___ DATA TO PROCESS
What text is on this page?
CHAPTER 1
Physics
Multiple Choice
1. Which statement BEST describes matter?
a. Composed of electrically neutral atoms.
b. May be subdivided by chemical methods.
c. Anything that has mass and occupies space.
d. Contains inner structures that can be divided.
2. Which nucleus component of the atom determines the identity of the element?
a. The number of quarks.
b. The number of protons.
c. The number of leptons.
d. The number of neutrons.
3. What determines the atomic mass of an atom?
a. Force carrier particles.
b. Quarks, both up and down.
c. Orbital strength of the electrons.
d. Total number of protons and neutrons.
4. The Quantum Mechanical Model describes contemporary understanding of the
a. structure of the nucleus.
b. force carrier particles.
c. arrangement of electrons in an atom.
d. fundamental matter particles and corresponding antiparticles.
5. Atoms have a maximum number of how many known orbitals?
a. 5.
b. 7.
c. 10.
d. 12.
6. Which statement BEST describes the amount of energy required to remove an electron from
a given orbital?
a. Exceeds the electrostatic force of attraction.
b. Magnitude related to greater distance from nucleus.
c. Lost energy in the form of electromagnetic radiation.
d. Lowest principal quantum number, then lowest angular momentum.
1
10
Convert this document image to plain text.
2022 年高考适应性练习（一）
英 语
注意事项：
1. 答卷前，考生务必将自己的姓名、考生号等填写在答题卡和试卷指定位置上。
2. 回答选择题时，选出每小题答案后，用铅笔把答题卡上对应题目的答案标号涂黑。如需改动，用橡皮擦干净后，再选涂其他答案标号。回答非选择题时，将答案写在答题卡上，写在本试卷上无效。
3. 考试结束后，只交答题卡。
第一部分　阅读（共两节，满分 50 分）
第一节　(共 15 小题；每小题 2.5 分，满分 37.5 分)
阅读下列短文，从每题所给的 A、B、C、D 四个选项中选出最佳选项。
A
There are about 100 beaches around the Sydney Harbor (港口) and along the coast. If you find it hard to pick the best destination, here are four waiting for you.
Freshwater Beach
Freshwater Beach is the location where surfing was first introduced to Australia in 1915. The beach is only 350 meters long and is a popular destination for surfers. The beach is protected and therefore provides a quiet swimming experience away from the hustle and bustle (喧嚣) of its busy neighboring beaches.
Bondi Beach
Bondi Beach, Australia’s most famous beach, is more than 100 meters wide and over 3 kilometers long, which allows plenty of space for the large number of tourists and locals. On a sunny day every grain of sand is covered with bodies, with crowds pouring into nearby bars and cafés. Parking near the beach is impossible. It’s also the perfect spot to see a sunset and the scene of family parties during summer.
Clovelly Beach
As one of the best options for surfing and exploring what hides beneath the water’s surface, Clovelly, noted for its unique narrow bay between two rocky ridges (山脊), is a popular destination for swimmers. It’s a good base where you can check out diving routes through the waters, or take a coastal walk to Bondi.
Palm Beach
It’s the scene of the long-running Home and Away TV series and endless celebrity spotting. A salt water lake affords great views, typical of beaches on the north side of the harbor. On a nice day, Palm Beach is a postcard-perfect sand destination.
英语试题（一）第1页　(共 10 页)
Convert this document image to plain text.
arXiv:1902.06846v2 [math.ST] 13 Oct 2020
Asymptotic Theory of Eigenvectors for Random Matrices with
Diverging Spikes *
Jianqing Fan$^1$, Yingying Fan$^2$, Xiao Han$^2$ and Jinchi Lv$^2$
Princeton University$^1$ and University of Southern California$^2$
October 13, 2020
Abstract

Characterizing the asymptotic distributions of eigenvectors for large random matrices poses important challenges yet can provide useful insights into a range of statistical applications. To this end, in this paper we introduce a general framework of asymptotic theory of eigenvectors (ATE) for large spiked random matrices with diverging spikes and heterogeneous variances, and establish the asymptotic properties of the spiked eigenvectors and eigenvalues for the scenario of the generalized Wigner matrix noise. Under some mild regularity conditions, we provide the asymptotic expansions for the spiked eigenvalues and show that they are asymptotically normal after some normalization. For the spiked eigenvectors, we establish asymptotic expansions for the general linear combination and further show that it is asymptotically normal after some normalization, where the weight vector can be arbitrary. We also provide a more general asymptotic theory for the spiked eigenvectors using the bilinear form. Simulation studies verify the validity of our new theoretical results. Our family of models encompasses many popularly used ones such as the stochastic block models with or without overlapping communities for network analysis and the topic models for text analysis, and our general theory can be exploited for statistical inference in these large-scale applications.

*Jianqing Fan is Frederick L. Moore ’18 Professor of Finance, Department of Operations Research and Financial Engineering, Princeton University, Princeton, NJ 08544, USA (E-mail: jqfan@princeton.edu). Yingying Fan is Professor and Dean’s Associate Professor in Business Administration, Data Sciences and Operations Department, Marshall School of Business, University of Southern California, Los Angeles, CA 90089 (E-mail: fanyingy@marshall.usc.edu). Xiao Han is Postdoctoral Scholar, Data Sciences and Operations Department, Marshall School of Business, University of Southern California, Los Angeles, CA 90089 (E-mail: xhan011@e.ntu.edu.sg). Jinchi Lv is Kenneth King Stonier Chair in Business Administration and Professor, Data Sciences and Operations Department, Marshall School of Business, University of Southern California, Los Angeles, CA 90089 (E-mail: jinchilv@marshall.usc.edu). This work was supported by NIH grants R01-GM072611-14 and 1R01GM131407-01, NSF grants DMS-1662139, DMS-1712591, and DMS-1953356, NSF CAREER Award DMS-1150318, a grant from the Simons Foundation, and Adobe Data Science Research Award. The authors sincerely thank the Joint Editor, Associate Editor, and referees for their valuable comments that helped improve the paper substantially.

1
______
From the records above, extract every line exactly as it stands.

What text is on this page?
CHAPTER 1
Physics
Multiple Choice
1. Which statement BEST describes matter?
a. Composed of electrically neutral atoms.
b. May be subdivided by chemical methods.
c. Anything that has mass and occupies space.
d. Contains inner structures that can be divided.
2. Which nucleus component of the atom determines the identity of the element?
a. The number of quarks.
b. The number of protons.
c. The number of leptons.
d. The number of neutrons.
3. What determines the atomic mass of an atom?
a. Force carrier particles.
b. Quarks, both up and down.
c. Orbital strength of the electrons.
d. Total number of protons and neutrons.
4. The Quantum Mechanical Model describes contemporary understanding of the
a. structure of the nucleus.
b. force carrier particles.
c. arrangement of electrons in an atom.
d. fundamental matter particles and corresponding antiparticles.
5. Atoms have a maximum number of how many known orbitals?
a. 5.
b. 7.
c. 10.
d. 12.
6. Which statement BEST describes the amount of energy required to remove an electron from
a given orbital?
a. Exceeds the electrostatic force of attraction.
b. Magnitude related to greater distance from nucleus.
c. Lost energy in the form of electromagnetic radiation.
d. Lowest principal quantum number, then lowest angular momentum.
1
10
Convert this document image to plain text.
2022 年高考适应性练习（一）
英 语
注意事项：
1. 答卷前，考生务必将自己的姓名、考生号等填写在答题卡和试卷指定位置上。
2. 回答选择题时，选出每小题答案后，用铅笔把答题卡上对应题目的答案标号涂黑。如需改动，用橡皮擦干净后，再选涂其他答案标号。回答非选择题时，将答案写在答题卡上，写在本试卷上无效。
3. 考试结束后，只交答题卡。
第一部分　阅读（共两节，满分 50 分）
第一节　(共 15 小题；每小题 2.5 分，满分 37.5 分)
阅读下列短文，从每题所给的 A、B、C、D 四个选项中选出最佳选项。
A
There are about 100 beaches around the Sydney Harbor (港口) and along the coast. If you find it hard to pick the best destination, here are four waiting for you.
Freshwater Beach
Freshwater Beach is the location where surfing was first introduced to Australia in 1915. The beach is only 350 meters long and is a popular destination for surfers. The beach is protected and therefore provides a quiet swimming experience away from the hustle and bustle (喧嚣) of its busy neighboring beaches.
Bondi Beach
Bondi Beach, Australia’s most famous beach, is more than 100 meters wide and over 3 kilometers long, which allows plenty of space for the large number of tourists and locals. On a sunny day every grain of sand is covered with bodies, with crowds pouring into nearby bars and cafés. Parking near the beach is impossible. It’s also the perfect spot to see a sunset and the scene of family parties during summer.
Clovelly Beach
As one of the best options for surfing and exploring what hides beneath the water’s surface, Clovelly, noted for its unique narrow bay between two rocky ridges (山脊), is a popular destination for swimmers. It’s a good base where you can check out diving routes through the waters, or take a coastal walk to Bondi.
Palm Beach
It’s the scene of the long-running Home and Away TV series and endless celebrity spotting. A salt water lake affords great views, typical of beaches on the north side of the harbor. On a nice day, Palm Beach is a postcard-perfect sand destination.
英语试题（一）第1页　(共 10 页)
Convert this document image to plain text.
arXiv:1902.06846v2 [math.ST] 13 Oct 2020
Asymptotic Theory of Eigenvectors for Random Matrices with
Diverging Spikes *
Jianqing Fan$^1$, Yingying Fan$^2$, Xiao Han$^2$ and Jinchi Lv$^2$
Princeton University$^1$ and University of Southern California$^2$
October 13, 2020
Abstract

Characterizing the asymptotic distributions of eigenvectors for large random matrices poses important challenges yet can provide useful insights into a range of statistical applications. To this end, in this paper we introduce a general framework of asymptotic theory of eigenvectors (ATE) for large spiked random matrices with diverging spikes and heterogeneous variances, and establish the asymptotic properties of the spiked eigenvectors and eigenvalues for the scenario of the generalized Wigner matrix noise. Under some mild regularity conditions, we provide the asymptotic expansions for the spiked eigenvalues and show that they are asymptotically normal after some normalization. For the spiked eigenvectors, we establish asymptotic expansions for the general linear combination and further show that it is asymptotically normal after some normalization, where the weight vector can be arbitrary. We also provide a more general asymptotic theory for the spiked eigenvectors using the bilinear form. Simulation studies verify the validity of our new theoretical results. Our family of models encompasses many popularly used ones such as the stochastic block models with or without overlapping communities for network analysis and the topic models for text analysis, and our general theory can be exploited for statistical inference in these large-scale applications.

*Jianqing Fan is Frederick L. Moore ’18 Professor of Finance, Department of Operations Research and Financial Engineering, Princeton University, Princeton, NJ 08544, USA (E-mail: jqfan@princeton.edu). Yingying Fan is Professor and Dean’s Associate Professor in Business Administration, Data Sciences and Operations Department, Marshall School of Business, University of Southern California, Los Angeles, CA 90089 (E-mail: fanyingy@marshall.usc.edu). Xiao Han is Postdoctoral Scholar, Data Sciences and Operations Department, Marshall School of Business, University of Southern California, Los Angeles, CA 90089 (E-mail: xhan011@e.ntu.edu.sg). Jinchi Lv is Kenneth King Stonier Chair in Business Administration and Professor, Data Sciences and Operations Department, Marshall School of Business, University of Southern California, Los Angeles, CA 90089 (E-mail: jinchilv@marshall.usc.edu). This work was supported by NIH grants R01-GM072611-14 and 1R01GM131407-01, NSF grants DMS-1662139, DMS-1712591, and DMS-1953356, NSF CAREER Award DMS-1150318, a grant from the Simons Foundation, and Adobe Data Science Research Award. The authors sincerely thank the Joint Editor, Associate Editor, and referees for their valuable comments that helped improve the paper substantially.

1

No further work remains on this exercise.